**Exercise prompt**
Extract all of the entries and give them again, word for word.

(Stored data entries)

★ ★ ★

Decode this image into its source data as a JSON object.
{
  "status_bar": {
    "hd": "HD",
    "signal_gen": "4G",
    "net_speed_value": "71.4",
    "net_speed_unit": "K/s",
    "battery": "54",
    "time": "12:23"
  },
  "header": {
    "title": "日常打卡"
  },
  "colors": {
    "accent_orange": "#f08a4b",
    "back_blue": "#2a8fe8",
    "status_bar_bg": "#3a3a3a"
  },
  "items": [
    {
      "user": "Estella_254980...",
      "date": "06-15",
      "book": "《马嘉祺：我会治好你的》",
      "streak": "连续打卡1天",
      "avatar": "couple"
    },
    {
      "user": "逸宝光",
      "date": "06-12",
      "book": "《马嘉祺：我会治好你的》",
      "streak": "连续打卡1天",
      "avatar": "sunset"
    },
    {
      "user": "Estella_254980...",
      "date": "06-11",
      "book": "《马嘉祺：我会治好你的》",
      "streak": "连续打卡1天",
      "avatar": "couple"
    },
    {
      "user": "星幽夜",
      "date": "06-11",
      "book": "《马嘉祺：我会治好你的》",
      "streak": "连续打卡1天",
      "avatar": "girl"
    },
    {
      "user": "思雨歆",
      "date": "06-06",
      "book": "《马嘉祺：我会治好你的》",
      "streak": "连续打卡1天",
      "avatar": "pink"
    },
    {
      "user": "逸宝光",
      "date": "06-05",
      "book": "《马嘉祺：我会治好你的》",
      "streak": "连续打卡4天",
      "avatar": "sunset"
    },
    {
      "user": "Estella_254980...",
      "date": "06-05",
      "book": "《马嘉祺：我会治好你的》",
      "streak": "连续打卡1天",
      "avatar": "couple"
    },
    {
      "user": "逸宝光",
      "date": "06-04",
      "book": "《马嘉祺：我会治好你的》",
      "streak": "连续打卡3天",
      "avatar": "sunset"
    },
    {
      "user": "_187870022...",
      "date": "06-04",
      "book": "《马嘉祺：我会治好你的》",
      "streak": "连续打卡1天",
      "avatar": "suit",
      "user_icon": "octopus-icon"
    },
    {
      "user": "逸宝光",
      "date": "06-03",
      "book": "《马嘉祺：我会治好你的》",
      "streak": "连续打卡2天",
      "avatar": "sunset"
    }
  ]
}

★ ★ ★

**Reply to the exercise**
Decode this image into its source data as a JSON object.
{
  "status_bar": {
    "hd": "HD",
    "signal_gen": "4G",
    "net_speed_value": "71.4",
    "net_speed_unit": "K/s",
    "battery": "54",
    "time": "12:23"
  },
  "header": {
    "title": "日常打卡"
  },
  "colors": {
    "accent_orange": "#f08a4b",
    "back_blue": "#2a8fe8",
    "status_bar_bg": "#3a3a3a"
  },
  "items": [
    {
      "user": "Estella_254980...",
      "date": "06-15",
      "book": "《马嘉祺：我会治好你的》",
      "streak": "连续打卡1天",
      "avatar": "couple"
    },
    {
      "user": "逸宝光",
      "date": "06-12",
      "book": "《马嘉祺：我会治好你的》",
      "streak": "连续打卡1天",
      "avatar": "sunset"
    },
    {
      "user": "Estella_254980...",
      "date": "06-11",
      "book": "《马嘉祺：我会治好你的》",
      "streak": "连续打卡1天",
      "avatar": "couple"
    },
    {
      "user": "星幽夜",
      "date": "06-11",
      "book": "《马嘉祺：我会治好你的》",
      "streak": "连续打卡1天",
      "avatar": "girl"
    },
    {
      "user": "思雨歆",
      "date": "06-06",
      "book": "《马嘉祺：我会治好你的》",
      "streak": "连续打卡1天",
      "avatar": "pink"
    },
    {
      "user": "逸宝光",
      "date": "06-05",
      "book": "《马嘉祺：我会治好你的》",
      "streak": "连续打卡4天",
      "avatar": "sunset"
    },
    {
      "user": "Estella_254980...",
      "date": "06-05",
      "book": "《马嘉祺：我会治好你的》",
      "streak": "连续打卡1天",
      "avatar": "couple"
    },
    {
      "user": "逸宝光",
      "date": "06-04",
      "book": "《马嘉祺：我会治好你的》",
      "streak": "连续打卡3天",
      "avatar": "sunset"
    },
    {
      "user": "_187870022...",
      "date": "06-04",
      "book": "《马嘉祺：我会治好你的》",
      "streak": "连续打卡1天",
      "avatar": "suit",
      "user_icon": "octopus-icon"
    },
    {
      "user": "逸宝光",
      "date": "06-03",
      "book": "《马嘉祺：我会治好你的》",
      "streak": "连续打卡2天",
      "avatar": "sunset"
    }
  ]
}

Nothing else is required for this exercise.